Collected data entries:
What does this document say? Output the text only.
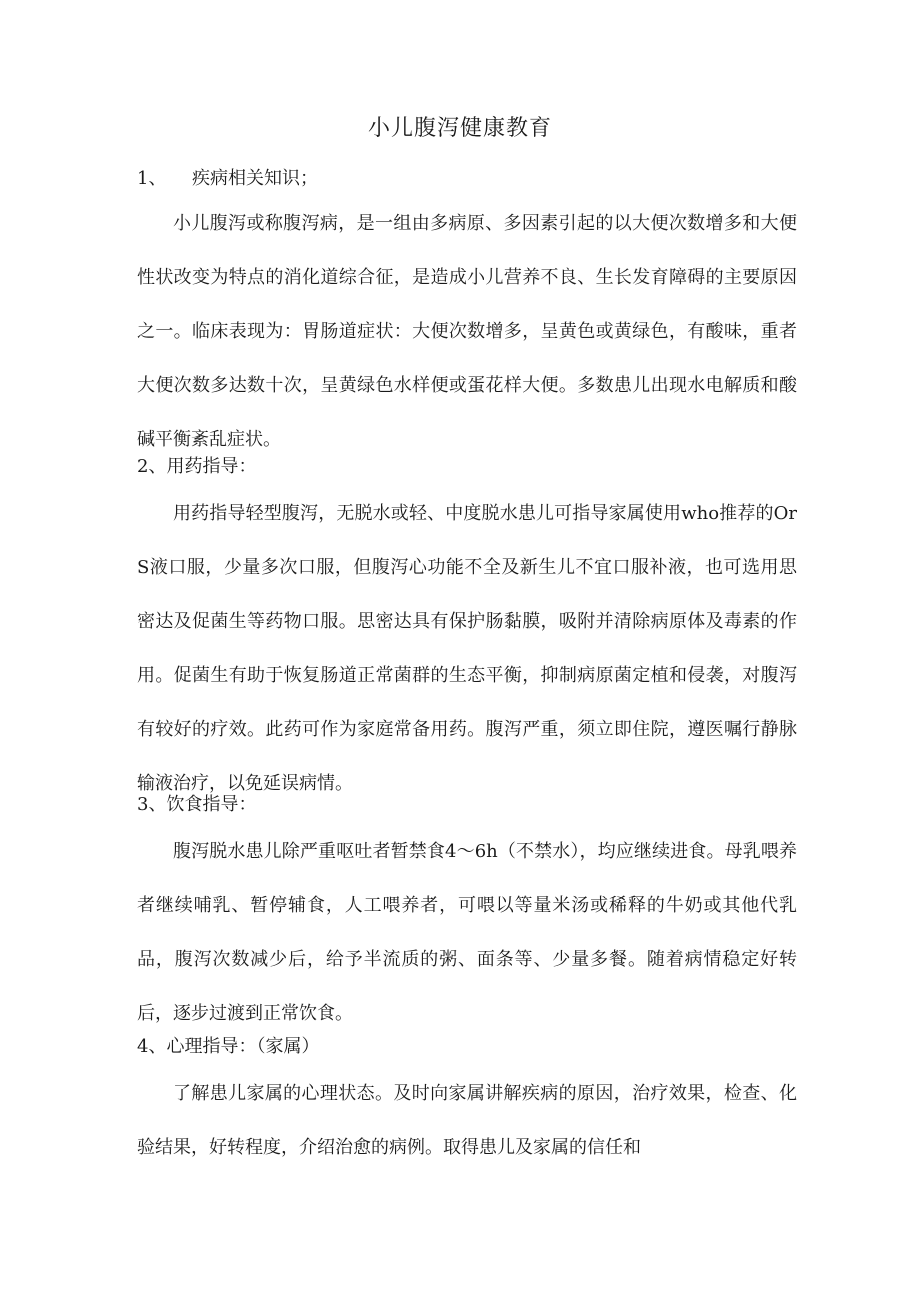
小儿腹泻健康教育
1、 疾病相关知识；
小儿腹泻或称腹泻病，是一组由多病原、多因素引起的以大便次数增多和大便性状改变为特点的消化道综合征，是造成小儿营养不良、生长发育障碍的主要原因之一。临床表现为：胃肠道症状：大便次数增多，呈黄色或黄绿色，有酸味，重者大便次数多达数十次，呈黄绿色水样便或蛋花样大便。多数患儿出现水电解质和酸碱平衡紊乱症状。
2、用药指导：
用药指导轻型腹泻，无脱水或轻、中度脱水患儿可指导家属使用who推荐的OrS液口服，少量多次口服，但腹泻心功能不全及新生儿不宜口服补液，也可选用思密达及促菌生等药物口服。思密达具有保护肠黏膜，吸附并清除病原体及毒素的作用。促菌生有助于恢复肠道正常菌群的生态平衡，抑制病原菌定植和侵袭，对腹泻有较好的疗效。此药可作为家庭常备用药。腹泻严重，须立即住院，遵医嘱行静脉输液治疗，以免延误病情。
3、饮食指导：
腹泻脱水患儿除严重呕吐者暂禁食4～6h（不禁水），均应继续进食。母乳喂养者继续哺乳、暂停辅食，人工喂养者，可喂以等量米汤或稀释的牛奶或其他代乳品，腹泻次数减少后，给予半流质的粥、面条等、少量多餐。随着病情稳定好转后，逐步过渡到正常饮食。
4、心理指导：（家属）
了解患儿家属的心理状态。及时向家属讲解疾病的原因，治疗效果，检查、化验结果，好转程度，介绍治愈的病例。取得患儿及家属的信任和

### Stated exercise
Reproduce all of the material above word for word. Omit the pictures.

### Solution for this task
What does this document say? Output the text only.
小儿腹泻健康教育
1、 疾病相关知识；
小儿腹泻或称腹泻病，是一组由多病原、多因素引起的以大便次数增多和大便性状改变为特点的消化道综合征，是造成小儿营养不良、生长发育障碍的主要原因之一。临床表现为：胃肠道症状：大便次数增多，呈黄色或黄绿色，有酸味，重者大便次数多达数十次，呈黄绿色水样便或蛋花样大便。多数患儿出现水电解质和酸碱平衡紊乱症状。
2、用药指导：
用药指导轻型腹泻，无脱水或轻、中度脱水患儿可指导家属使用who推荐的OrS液口服，少量多次口服，但腹泻心功能不全及新生儿不宜口服补液，也可选用思密达及促菌生等药物口服。思密达具有保护肠黏膜，吸附并清除病原体及毒素的作用。促菌生有助于恢复肠道正常菌群的生态平衡，抑制病原菌定植和侵袭，对腹泻有较好的疗效。此药可作为家庭常备用药。腹泻严重，须立即住院，遵医嘱行静脉输液治疗，以免延误病情。
3、饮食指导：
腹泻脱水患儿除严重呕吐者暂禁食4～6h（不禁水），均应继续进食。母乳喂养者继续哺乳、暂停辅食，人工喂养者，可喂以等量米汤或稀释的牛奶或其他代乳品，腹泻次数减少后，给予半流质的粥、面条等、少量多餐。随着病情稳定好转后，逐步过渡到正常饮食。
4、心理指导：（家属）
了解患儿家属的心理状态。及时向家属讲解疾病的原因，治疗效果，检查、化验结果，好转程度，介绍治愈的病例。取得患儿及家属的信任和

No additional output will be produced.